From the listing that follows, output everything exactly except the pictures.

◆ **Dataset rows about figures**
|---|
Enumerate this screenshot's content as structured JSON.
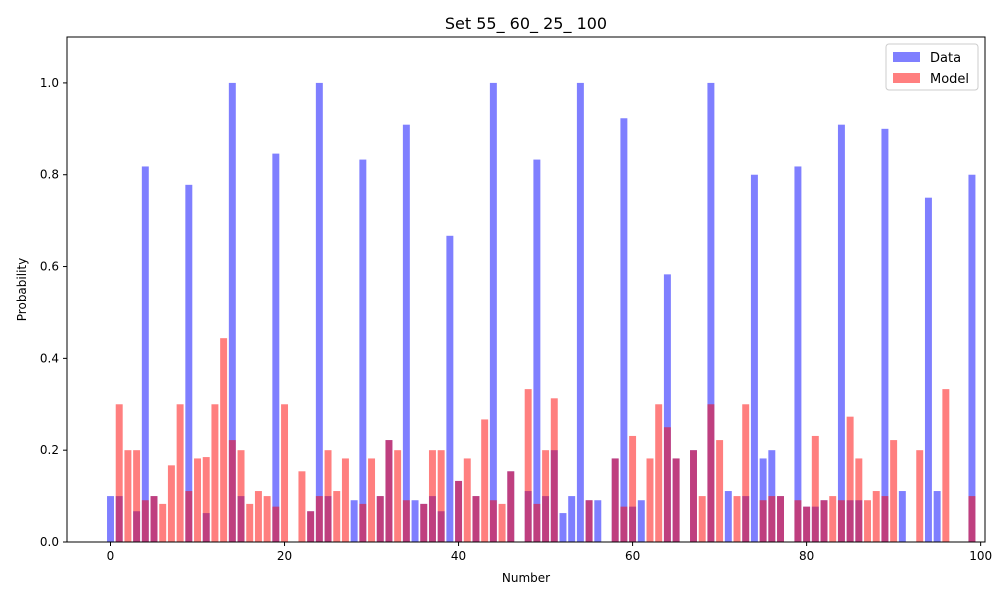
{
  "chart_data": {
    "type": "bar",
    "title": "Set 55_ 60_ 25_ 100",
    "xlabel": "Number",
    "ylabel": "Probability",
    "xlim": [
      -5,
      100.5
    ],
    "ylim": [
      0,
      1.1
    ],
    "xticks": [
      0,
      20,
      40,
      60,
      80,
      100
    ],
    "yticks": [
      0.0,
      0.2,
      0.4,
      0.6,
      0.8,
      1.0
    ],
    "ytick_labels": [
      "0.0",
      "0.2",
      "0.4",
      "0.6",
      "0.8",
      "1.0"
    ],
    "grid": false,
    "legend_position": "top-right",
    "series": [
      {
        "name": "Data",
        "color": "#0000ff",
        "alpha": 0.5,
        "x": [
          0,
          1,
          3,
          4,
          5,
          9,
          11,
          14,
          15,
          19,
          23,
          24,
          25,
          28,
          29,
          31,
          32,
          34,
          35,
          36,
          37,
          38,
          39,
          40,
          42,
          44,
          46,
          48,
          49,
          50,
          51,
          52,
          53,
          54,
          55,
          56,
          58,
          59,
          60,
          61,
          64,
          65,
          67,
          69,
          71,
          73,
          74,
          75,
          76,
          77,
          79,
          80,
          81,
          82,
          84,
          85,
          86,
          89,
          91,
          94,
          95,
          99
        ],
        "values": [
          0.1,
          0.1,
          0.067,
          0.818,
          0.1,
          0.778,
          0.063,
          1.0,
          0.1,
          0.846,
          0.067,
          1.0,
          0.1,
          0.091,
          0.833,
          0.1,
          0.222,
          0.909,
          0.091,
          0.083,
          0.1,
          0.067,
          0.667,
          0.133,
          0.1,
          1.0,
          0.154,
          0.111,
          0.833,
          0.1,
          0.2,
          0.063,
          0.1,
          1.0,
          0.091,
          0.091,
          0.182,
          0.923,
          0.077,
          0.091,
          0.583,
          0.182,
          0.2,
          1.0,
          0.111,
          0.1,
          0.8,
          0.182,
          0.2,
          0.1,
          0.818,
          0.077,
          0.077,
          0.091,
          0.909,
          0.091,
          0.091,
          0.9,
          0.111,
          0.75,
          0.111,
          0.8
        ]
      },
      {
        "name": "Model",
        "color": "#ff0000",
        "alpha": 0.5,
        "x": [
          1,
          2,
          3,
          4,
          5,
          6,
          7,
          8,
          9,
          10,
          11,
          12,
          13,
          14,
          15,
          16,
          17,
          18,
          19,
          20,
          22,
          23,
          24,
          25,
          26,
          27,
          29,
          30,
          31,
          32,
          33,
          34,
          36,
          37,
          38,
          40,
          41,
          42,
          43,
          44,
          45,
          46,
          48,
          49,
          50,
          51,
          55,
          58,
          59,
          60,
          62,
          63,
          64,
          65,
          67,
          68,
          69,
          70,
          72,
          73,
          75,
          76,
          77,
          79,
          80,
          81,
          82,
          83,
          84,
          85,
          86,
          87,
          88,
          89,
          90,
          93,
          96,
          99
        ],
        "values": [
          0.3,
          0.2,
          0.2,
          0.091,
          0.1,
          0.083,
          0.167,
          0.3,
          0.111,
          0.182,
          0.185,
          0.3,
          0.444,
          0.222,
          0.2,
          0.083,
          0.111,
          0.1,
          0.077,
          0.3,
          0.154,
          0.067,
          0.1,
          0.2,
          0.111,
          0.182,
          0.083,
          0.182,
          0.1,
          0.222,
          0.2,
          0.091,
          0.083,
          0.2,
          0.2,
          0.133,
          0.182,
          0.1,
          0.267,
          0.091,
          0.083,
          0.154,
          0.333,
          0.083,
          0.2,
          0.313,
          0.091,
          0.182,
          0.077,
          0.231,
          0.182,
          0.3,
          0.25,
          0.182,
          0.2,
          0.1,
          0.3,
          0.222,
          0.1,
          0.3,
          0.091,
          0.1,
          0.1,
          0.091,
          0.077,
          0.231,
          0.091,
          0.1,
          0.091,
          0.273,
          0.182,
          0.091,
          0.111,
          0.1,
          0.222,
          0.2,
          0.333,
          0.1
        ]
      }
    ]
  }
}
|---|
◆ **Result of the task**
Enumerate this screenshot's content as structured JSON.
{
  "chart_data": {
    "type": "bar",
    "title": "Set 55_ 60_ 25_ 100",
    "xlabel": "Number",
    "ylabel": "Probability",
    "xlim": [
      -5,
      100.5
    ],
    "ylim": [
      0,
      1.1
    ],
    "xticks": [
      0,
      20,
      40,
      60,
      80,
      100
    ],
    "yticks": [
      0.0,
      0.2,
      0.4,
      0.6,
      0.8,
      1.0
    ],
    "ytick_labels": [
      "0.0",
      "0.2",
      "0.4",
      "0.6",
      "0.8",
      "1.0"
    ],
    "grid": false,
    "legend_position": "top-right",
    "series": [
      {
        "name": "Data",
        "color": "#0000ff",
        "alpha": 0.5,
        "x": [
          0,
          1,
          3,
          4,
          5,
          9,
          11,
          14,
          15,
          19,
          23,
          24,
          25,
          28,
          29,
          31,
          32,
          34,
          35,
          36,
          37,
          38,
          39,
          40,
          42,
          44,
          46,
          48,
          49,
          50,
          51,
          52,
          53,
          54,
          55,
          56,
          58,
          59,
          60,
          61,
          64,
          65,
          67,
          69,
          71,
          73,
          74,
          75,
          76,
          77,
          79,
          80,
          81,
          82,
          84,
          85,
          86,
          89,
          91,
          94,
          95,
          99
        ],
        "values": [
          0.1,
          0.1,
          0.067,
          0.818,
          0.1,
          0.778,
          0.063,
          1.0,
          0.1,
          0.846,
          0.067,
          1.0,
          0.1,
          0.091,
          0.833,
          0.1,
          0.222,
          0.909,
          0.091,
          0.083,
          0.1,
          0.067,
          0.667,
          0.133,
          0.1,
          1.0,
          0.154,
          0.111,
          0.833,
          0.1,
          0.2,
          0.063,
          0.1,
          1.0,
          0.091,
          0.091,
          0.182,
          0.923,
          0.077,
          0.091,
          0.583,
          0.182,
          0.2,
          1.0,
          0.111,
          0.1,
          0.8,
          0.182,
          0.2,
          0.1,
          0.818,
          0.077,
          0.077,
          0.091,
          0.909,
          0.091,
          0.091,
          0.9,
          0.111,
          0.75,
          0.111,
          0.8
        ]
      },
      {
        "name": "Model",
        "color": "#ff0000",
        "alpha": 0.5,
        "x": [
          1,
          2,
          3,
          4,
          5,
          6,
          7,
          8,
          9,
          10,
          11,
          12,
          13,
          14,
          15,
          16,
          17,
          18,
          19,
          20,
          22,
          23,
          24,
          25,
          26,
          27,
          29,
          30,
          31,
          32,
          33,
          34,
          36,
          37,
          38,
          40,
          41,
          42,
          43,
          44,
          45,
          46,
          48,
          49,
          50,
          51,
          55,
          58,
          59,
          60,
          62,
          63,
          64,
          65,
          67,
          68,
          69,
          70,
          72,
          73,
          75,
          76,
          77,
          79,
          80,
          81,
          82,
          83,
          84,
          85,
          86,
          87,
          88,
          89,
          90,
          93,
          96,
          99
        ],
        "values": [
          0.3,
          0.2,
          0.2,
          0.091,
          0.1,
          0.083,
          0.167,
          0.3,
          0.111,
          0.182,
          0.185,
          0.3,
          0.444,
          0.222,
          0.2,
          0.083,
          0.111,
          0.1,
          0.077,
          0.3,
          0.154,
          0.067,
          0.1,
          0.2,
          0.111,
          0.182,
          0.083,
          0.182,
          0.1,
          0.222,
          0.2,
          0.091,
          0.083,
          0.2,
          0.2,
          0.133,
          0.182,
          0.1,
          0.267,
          0.091,
          0.083,
          0.154,
          0.333,
          0.083,
          0.2,
          0.313,
          0.091,
          0.182,
          0.077,
          0.231,
          0.182,
          0.3,
          0.25,
          0.182,
          0.2,
          0.1,
          0.3,
          0.222,
          0.1,
          0.3,
          0.091,
          0.1,
          0.1,
          0.091,
          0.077,
          0.231,
          0.091,
          0.1,
          0.091,
          0.273,
          0.182,
          0.091,
          0.111,
          0.1,
          0.222,
          0.2,
          0.333,
          0.1
        ]
      }
    ]
  }
}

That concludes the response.